>> Begin PROVIDED DATA
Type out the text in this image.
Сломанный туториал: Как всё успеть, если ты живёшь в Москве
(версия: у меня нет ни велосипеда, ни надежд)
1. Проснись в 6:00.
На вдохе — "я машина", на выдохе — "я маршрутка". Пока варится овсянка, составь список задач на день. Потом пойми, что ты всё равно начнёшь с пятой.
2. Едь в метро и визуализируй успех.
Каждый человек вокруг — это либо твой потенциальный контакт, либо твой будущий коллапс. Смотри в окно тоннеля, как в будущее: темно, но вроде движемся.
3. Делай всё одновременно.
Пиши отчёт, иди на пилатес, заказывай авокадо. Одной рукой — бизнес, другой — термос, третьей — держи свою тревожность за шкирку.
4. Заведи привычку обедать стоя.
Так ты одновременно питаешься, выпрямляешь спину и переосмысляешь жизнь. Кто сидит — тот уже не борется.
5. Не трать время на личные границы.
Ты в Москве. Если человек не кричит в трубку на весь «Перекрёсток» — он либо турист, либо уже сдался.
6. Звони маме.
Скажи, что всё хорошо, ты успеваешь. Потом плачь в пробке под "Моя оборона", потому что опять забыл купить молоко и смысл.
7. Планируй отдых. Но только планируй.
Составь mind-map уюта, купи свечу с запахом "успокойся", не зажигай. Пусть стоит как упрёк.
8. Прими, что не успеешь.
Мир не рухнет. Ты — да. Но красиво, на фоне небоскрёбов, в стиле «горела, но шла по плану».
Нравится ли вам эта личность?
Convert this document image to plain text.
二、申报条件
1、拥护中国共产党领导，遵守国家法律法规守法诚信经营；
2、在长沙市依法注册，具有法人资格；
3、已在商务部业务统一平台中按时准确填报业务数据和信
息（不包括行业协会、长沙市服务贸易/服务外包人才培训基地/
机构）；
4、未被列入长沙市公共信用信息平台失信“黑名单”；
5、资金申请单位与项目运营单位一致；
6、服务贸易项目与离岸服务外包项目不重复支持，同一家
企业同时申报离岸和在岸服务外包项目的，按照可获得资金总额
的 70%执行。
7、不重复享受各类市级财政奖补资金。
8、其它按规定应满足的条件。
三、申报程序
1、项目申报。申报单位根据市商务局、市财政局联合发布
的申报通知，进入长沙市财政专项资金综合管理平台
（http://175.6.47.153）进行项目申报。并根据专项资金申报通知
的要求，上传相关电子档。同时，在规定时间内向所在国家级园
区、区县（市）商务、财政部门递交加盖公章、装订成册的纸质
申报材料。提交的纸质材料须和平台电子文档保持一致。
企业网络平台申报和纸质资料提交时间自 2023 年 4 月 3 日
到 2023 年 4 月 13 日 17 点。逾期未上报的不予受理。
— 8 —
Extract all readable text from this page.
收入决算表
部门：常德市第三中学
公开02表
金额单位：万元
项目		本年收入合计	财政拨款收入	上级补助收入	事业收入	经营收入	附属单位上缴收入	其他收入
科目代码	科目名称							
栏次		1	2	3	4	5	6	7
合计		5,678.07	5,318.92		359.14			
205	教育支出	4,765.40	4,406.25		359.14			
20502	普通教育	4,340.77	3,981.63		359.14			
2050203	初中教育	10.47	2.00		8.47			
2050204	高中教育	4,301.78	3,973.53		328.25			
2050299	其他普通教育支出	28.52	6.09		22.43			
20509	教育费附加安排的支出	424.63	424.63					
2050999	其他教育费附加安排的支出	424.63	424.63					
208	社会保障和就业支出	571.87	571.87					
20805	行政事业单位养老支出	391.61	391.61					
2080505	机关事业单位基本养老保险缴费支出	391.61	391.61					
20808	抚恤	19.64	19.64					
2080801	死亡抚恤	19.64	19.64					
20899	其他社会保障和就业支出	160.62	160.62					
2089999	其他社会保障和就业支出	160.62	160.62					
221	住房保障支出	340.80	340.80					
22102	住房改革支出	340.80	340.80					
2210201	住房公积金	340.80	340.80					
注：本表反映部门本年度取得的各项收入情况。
>> End PROVIDED DATA
YOUR TASK:
Search the data above for the string "text" and return every line that has it.

SOLUTION FOR THIS PROBLEM:
Type out the text in this image.
Convert this document image to plain text.
Extract all readable text from this page.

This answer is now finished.